TASK GOAL => Give the number of lines in the data that contain "subtitle", and nothing more.

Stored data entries
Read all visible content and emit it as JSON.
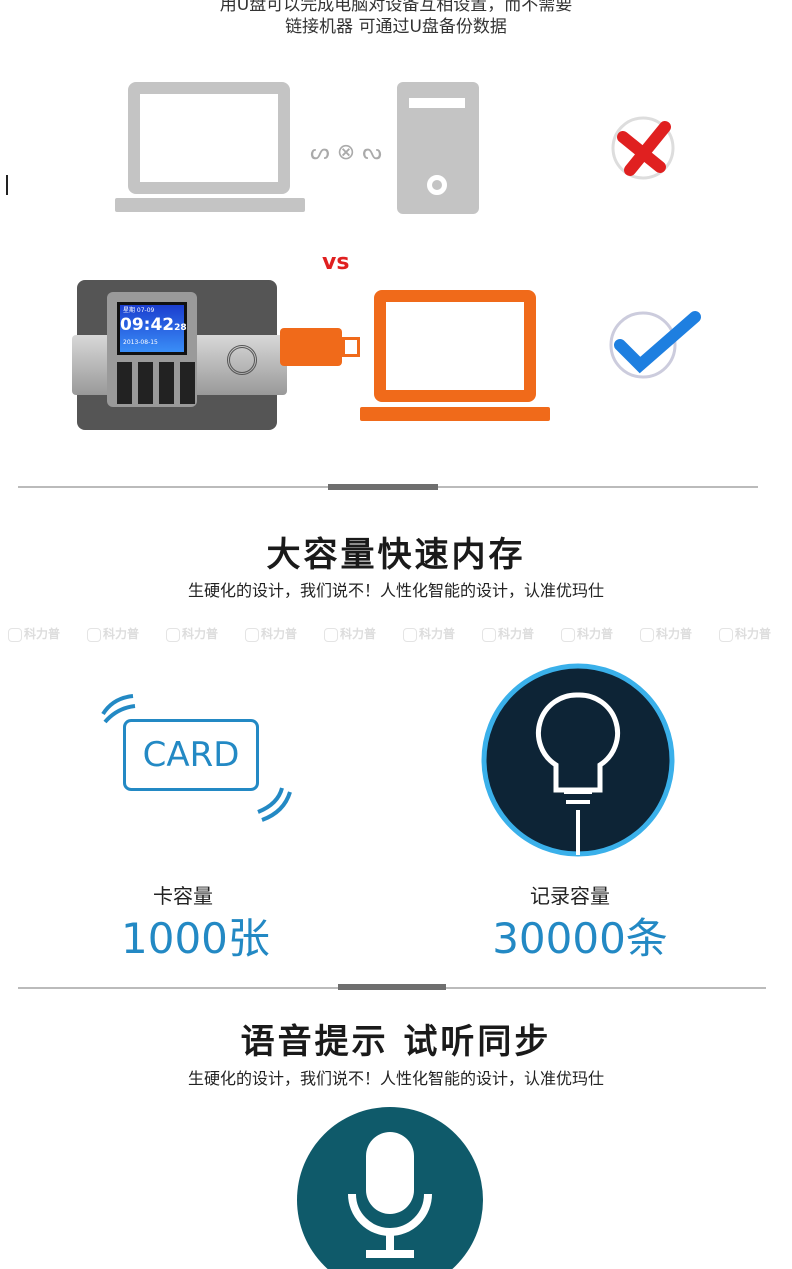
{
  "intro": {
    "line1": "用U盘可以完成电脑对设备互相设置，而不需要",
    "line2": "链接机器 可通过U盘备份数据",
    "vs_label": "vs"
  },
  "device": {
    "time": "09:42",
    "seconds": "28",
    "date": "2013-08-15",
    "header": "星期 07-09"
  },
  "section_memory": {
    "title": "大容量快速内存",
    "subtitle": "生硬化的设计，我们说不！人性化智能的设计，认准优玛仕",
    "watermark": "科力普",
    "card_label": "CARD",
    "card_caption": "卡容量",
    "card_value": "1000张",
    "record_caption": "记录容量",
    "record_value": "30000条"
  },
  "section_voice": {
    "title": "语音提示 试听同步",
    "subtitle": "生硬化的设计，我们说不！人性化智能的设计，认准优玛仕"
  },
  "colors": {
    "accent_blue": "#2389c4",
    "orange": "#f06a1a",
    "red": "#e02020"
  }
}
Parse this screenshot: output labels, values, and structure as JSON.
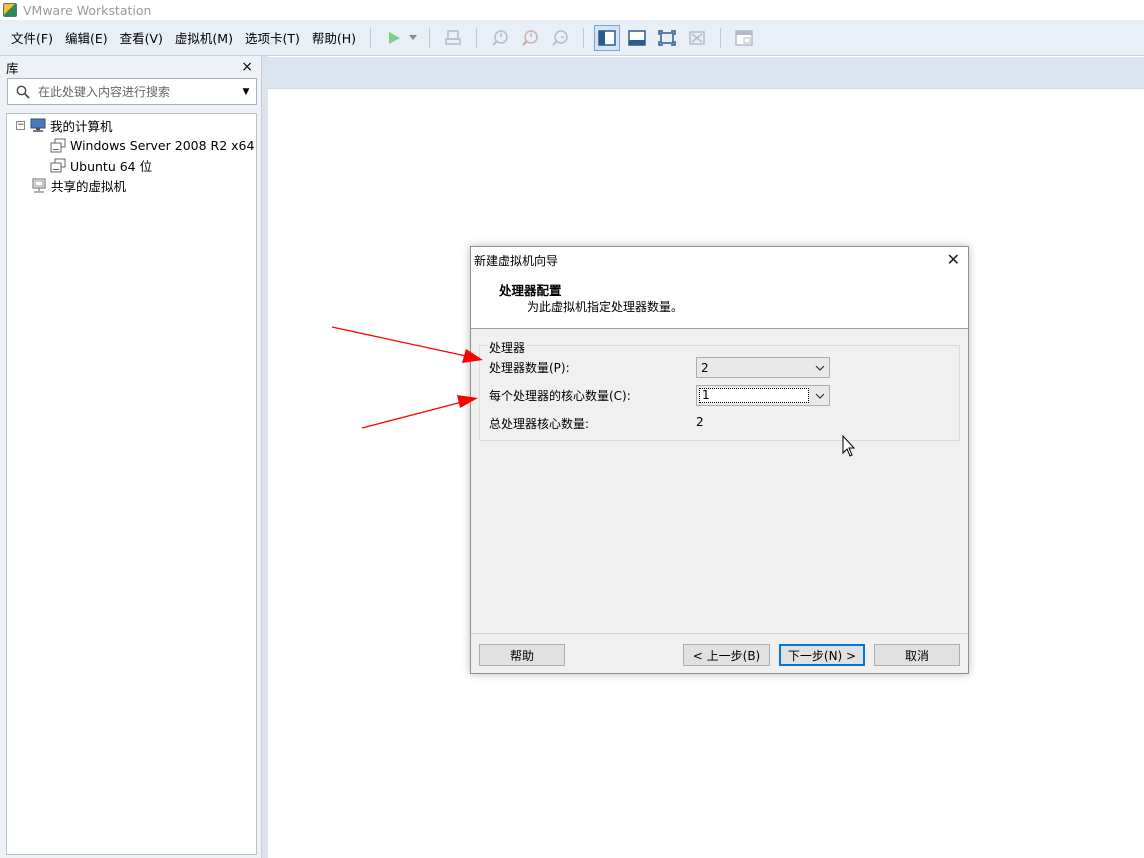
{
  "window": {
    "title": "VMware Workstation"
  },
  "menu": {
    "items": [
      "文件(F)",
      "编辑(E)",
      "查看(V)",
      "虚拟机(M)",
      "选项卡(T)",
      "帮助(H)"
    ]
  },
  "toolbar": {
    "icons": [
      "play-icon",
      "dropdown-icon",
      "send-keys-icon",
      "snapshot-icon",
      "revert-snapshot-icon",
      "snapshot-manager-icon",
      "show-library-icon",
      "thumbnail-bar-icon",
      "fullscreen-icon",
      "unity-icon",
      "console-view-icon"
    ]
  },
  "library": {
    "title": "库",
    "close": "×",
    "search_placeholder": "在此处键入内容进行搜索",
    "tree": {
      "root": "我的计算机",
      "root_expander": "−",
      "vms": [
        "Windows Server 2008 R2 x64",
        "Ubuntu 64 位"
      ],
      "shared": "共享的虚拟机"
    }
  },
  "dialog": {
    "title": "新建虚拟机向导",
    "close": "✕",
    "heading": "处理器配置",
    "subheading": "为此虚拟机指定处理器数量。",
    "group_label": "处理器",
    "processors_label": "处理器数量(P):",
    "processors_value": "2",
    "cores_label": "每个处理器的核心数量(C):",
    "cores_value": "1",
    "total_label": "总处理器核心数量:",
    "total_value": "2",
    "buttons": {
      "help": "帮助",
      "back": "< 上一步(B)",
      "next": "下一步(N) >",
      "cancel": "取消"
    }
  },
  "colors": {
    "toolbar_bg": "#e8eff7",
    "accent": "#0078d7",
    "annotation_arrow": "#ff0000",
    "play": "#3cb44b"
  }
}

THE OUTPUT => 2